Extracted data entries
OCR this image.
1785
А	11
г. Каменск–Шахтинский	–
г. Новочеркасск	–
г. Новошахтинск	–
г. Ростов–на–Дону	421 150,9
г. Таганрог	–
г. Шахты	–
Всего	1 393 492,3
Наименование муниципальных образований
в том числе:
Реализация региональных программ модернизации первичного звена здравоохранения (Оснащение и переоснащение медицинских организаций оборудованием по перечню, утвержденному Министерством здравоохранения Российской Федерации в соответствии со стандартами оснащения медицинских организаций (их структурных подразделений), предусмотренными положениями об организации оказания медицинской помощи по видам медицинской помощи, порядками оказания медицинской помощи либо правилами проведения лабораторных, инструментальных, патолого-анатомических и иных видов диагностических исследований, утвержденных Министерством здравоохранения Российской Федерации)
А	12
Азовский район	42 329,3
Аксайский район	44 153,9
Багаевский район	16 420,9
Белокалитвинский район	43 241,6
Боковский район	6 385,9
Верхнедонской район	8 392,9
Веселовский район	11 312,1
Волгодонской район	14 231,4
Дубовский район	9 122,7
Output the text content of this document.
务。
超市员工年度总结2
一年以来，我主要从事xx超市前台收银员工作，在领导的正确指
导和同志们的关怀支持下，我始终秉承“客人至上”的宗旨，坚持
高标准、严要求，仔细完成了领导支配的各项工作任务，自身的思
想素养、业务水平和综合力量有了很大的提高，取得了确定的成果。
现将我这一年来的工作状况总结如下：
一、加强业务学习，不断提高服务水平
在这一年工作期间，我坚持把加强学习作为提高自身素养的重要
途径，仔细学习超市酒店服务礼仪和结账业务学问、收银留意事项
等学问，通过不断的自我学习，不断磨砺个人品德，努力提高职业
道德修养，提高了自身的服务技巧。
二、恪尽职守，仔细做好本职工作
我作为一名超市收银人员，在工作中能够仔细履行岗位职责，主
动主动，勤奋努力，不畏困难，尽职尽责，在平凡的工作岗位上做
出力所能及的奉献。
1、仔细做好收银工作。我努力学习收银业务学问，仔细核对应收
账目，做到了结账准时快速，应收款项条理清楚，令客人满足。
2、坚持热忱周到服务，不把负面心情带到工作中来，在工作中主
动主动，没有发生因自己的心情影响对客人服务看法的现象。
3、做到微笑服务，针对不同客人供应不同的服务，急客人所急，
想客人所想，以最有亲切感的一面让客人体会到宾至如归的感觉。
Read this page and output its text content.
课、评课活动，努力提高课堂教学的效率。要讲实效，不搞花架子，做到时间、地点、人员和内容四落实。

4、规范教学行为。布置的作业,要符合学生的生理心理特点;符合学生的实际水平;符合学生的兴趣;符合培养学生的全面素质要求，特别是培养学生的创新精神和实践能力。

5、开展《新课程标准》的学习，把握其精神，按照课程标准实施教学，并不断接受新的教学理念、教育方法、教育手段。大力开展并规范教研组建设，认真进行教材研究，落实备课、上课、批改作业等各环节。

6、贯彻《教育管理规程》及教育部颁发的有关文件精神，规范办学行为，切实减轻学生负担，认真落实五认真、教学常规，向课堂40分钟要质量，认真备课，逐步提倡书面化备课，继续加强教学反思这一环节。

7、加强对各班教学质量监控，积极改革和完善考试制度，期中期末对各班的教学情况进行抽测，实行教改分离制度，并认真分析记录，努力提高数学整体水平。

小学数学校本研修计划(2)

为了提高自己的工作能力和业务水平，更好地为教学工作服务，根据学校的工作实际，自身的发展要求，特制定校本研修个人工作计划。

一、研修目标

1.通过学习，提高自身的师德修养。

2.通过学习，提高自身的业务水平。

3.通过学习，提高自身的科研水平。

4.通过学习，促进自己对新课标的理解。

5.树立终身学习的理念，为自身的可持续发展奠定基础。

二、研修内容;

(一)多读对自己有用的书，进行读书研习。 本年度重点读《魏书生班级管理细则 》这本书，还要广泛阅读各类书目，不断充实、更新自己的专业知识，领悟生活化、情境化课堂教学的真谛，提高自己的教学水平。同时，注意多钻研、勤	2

**Set task**
Check each line of the records above for the string "content", and report every line that has it.

**Correct result**
Output the text content of this document.
Read this page and output its text content.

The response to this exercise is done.